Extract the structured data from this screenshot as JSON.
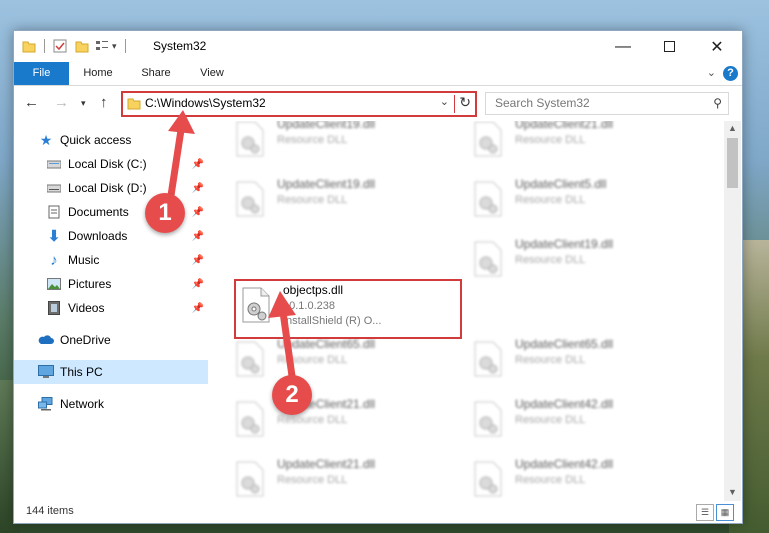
{
  "window": {
    "title": "System32"
  },
  "ribbon": {
    "tabs": [
      "File",
      "Home",
      "Share",
      "View"
    ],
    "help": "?"
  },
  "address": {
    "path": "C:\\Windows\\System32",
    "search_placeholder": "Search System32"
  },
  "nav": {
    "items": [
      {
        "label": "Quick access",
        "icon": "star-icon"
      },
      {
        "label": "Local Disk (C:)",
        "icon": "drive-icon",
        "pinned": true
      },
      {
        "label": "Local Disk (D:)",
        "icon": "drive-icon",
        "pinned": true
      },
      {
        "label": "Documents",
        "icon": "documents-icon",
        "pinned": true
      },
      {
        "label": "Downloads",
        "icon": "download-icon",
        "pinned": true
      },
      {
        "label": "Music",
        "icon": "music-icon",
        "pinned": true
      },
      {
        "label": "Pictures",
        "icon": "pictures-icon",
        "pinned": true
      },
      {
        "label": "Videos",
        "icon": "videos-icon",
        "pinned": true
      },
      {
        "label": "OneDrive",
        "icon": "cloud-icon"
      },
      {
        "label": "This PC",
        "icon": "computer-icon",
        "selected": true
      },
      {
        "label": "Network",
        "icon": "network-icon"
      }
    ]
  },
  "files": {
    "r0c0": {
      "name": "UpdateClient19.dll",
      "desc": "Resource DLL"
    },
    "r0c1": {
      "name": "UpdateClient21.dll",
      "desc": "Resource DLL"
    },
    "r1c0": {
      "name": "UpdateClient19.dll",
      "desc": "Resource DLL"
    },
    "r1c1": {
      "name": "UpdateClient5.dll",
      "desc": "Resource DLL"
    },
    "r2c0": {
      "name": "objectps.dll",
      "version": "10.1.0.238",
      "desc": "InstallShield (R) O..."
    },
    "r2c1": {
      "name": "UpdateClient19.dll",
      "desc": "Resource DLL"
    },
    "r3c0": {
      "name": "UpdateClient65.dll",
      "desc": "Resource DLL"
    },
    "r3c1": {
      "name": "UpdateClient65.dll",
      "desc": "Resource DLL"
    },
    "r4c0": {
      "name": "UpdateClient21.dll",
      "desc": "Resource DLL"
    },
    "r4c1": {
      "name": "UpdateClient42.dll",
      "desc": "Resource DLL"
    },
    "r5c0": {
      "name": "UpdateClient21.dll",
      "desc": "Resource DLL"
    },
    "r5c1": {
      "name": "UpdateClient42.dll",
      "desc": "Resource DLL"
    }
  },
  "status": {
    "count": "144 items"
  },
  "callouts": {
    "one": "1",
    "two": "2"
  },
  "colors": {
    "accent": "#1979ca",
    "annotation": "#d23b3b",
    "callout": "#e74c4c"
  }
}
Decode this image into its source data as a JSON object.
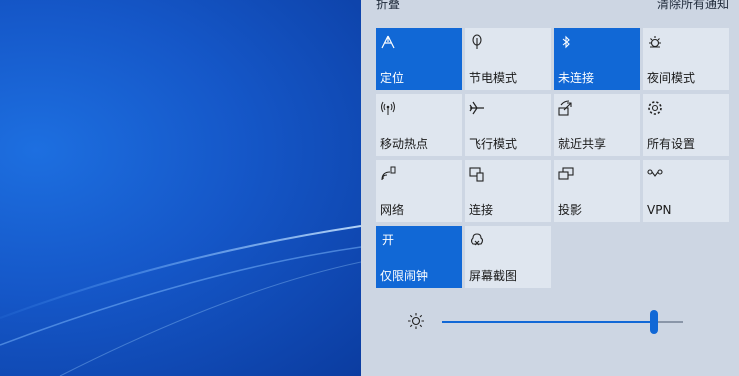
{
  "action_center": {
    "collapse_label": "折叠",
    "clear_label": "清除所有通知",
    "tiles": [
      {
        "label": "定位",
        "icon": "location-icon",
        "active": true
      },
      {
        "label": "节电模式",
        "icon": "battery-saver-icon",
        "active": false
      },
      {
        "label": "未连接",
        "icon": "bluetooth-icon",
        "active": true
      },
      {
        "label": "夜间模式",
        "icon": "night-light-icon",
        "active": false
      },
      {
        "label": "移动热点",
        "icon": "hotspot-icon",
        "active": false
      },
      {
        "label": "飞行模式",
        "icon": "airplane-icon",
        "active": false
      },
      {
        "label": "就近共享",
        "icon": "nearby-share-icon",
        "active": false
      },
      {
        "label": "所有设置",
        "icon": "gear-icon",
        "active": false
      },
      {
        "label": "网络",
        "icon": "network-icon",
        "active": false
      },
      {
        "label": "连接",
        "icon": "connect-icon",
        "active": false
      },
      {
        "label": "投影",
        "icon": "project-icon",
        "active": false
      },
      {
        "label": "VPN",
        "icon": "vpn-icon",
        "active": false
      },
      {
        "label": "仅限闹钟",
        "icon_text": "开",
        "icon": "focus-assist-icon",
        "active": true
      },
      {
        "label": "屏幕截图",
        "icon": "screen-snip-icon",
        "active": false
      }
    ],
    "brightness": {
      "icon": "brightness-icon",
      "value_fraction": 0.88
    }
  },
  "colors": {
    "accent": "#1168d6",
    "panel": "#cdd6e3",
    "tile": "#dfe6ef"
  }
}
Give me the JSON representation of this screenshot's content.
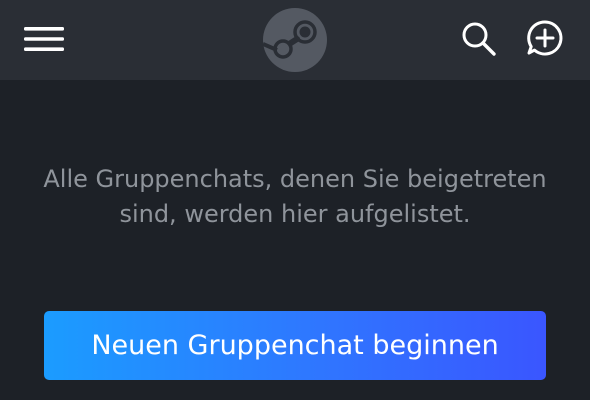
{
  "header": {
    "menu_icon": "hamburger-menu-icon",
    "logo_icon": "steam-logo-icon",
    "search_icon": "search-icon",
    "new_chat_icon": "chat-bubble-plus-icon"
  },
  "main": {
    "empty_message": "Alle Gruppenchats, denen Sie beigetreten sind, werden hier aufgelistet.",
    "start_button_label": "Neuen Gruppenchat beginnen"
  },
  "colors": {
    "background": "#1d2127",
    "header": "#2a2e35",
    "muted_text": "#8f949b",
    "button_gradient_start": "#1b9cff",
    "button_gradient_end": "#3a56ff"
  }
}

Given task: Pictures must be left out. Repeat exactly the lines from the one containing "Give me the" through the final line of the data.

Solved exercise:
Give me the JSON representation of this screenshot's content.
{
  "header": {
    "menu_icon": "hamburger-menu-icon",
    "logo_icon": "steam-logo-icon",
    "search_icon": "search-icon",
    "new_chat_icon": "chat-bubble-plus-icon"
  },
  "main": {
    "empty_message": "Alle Gruppenchats, denen Sie beigetreten sind, werden hier aufgelistet.",
    "start_button_label": "Neuen Gruppenchat beginnen"
  },
  "colors": {
    "background": "#1d2127",
    "header": "#2a2e35",
    "muted_text": "#8f949b",
    "button_gradient_start": "#1b9cff",
    "button_gradient_end": "#3a56ff"
  }
}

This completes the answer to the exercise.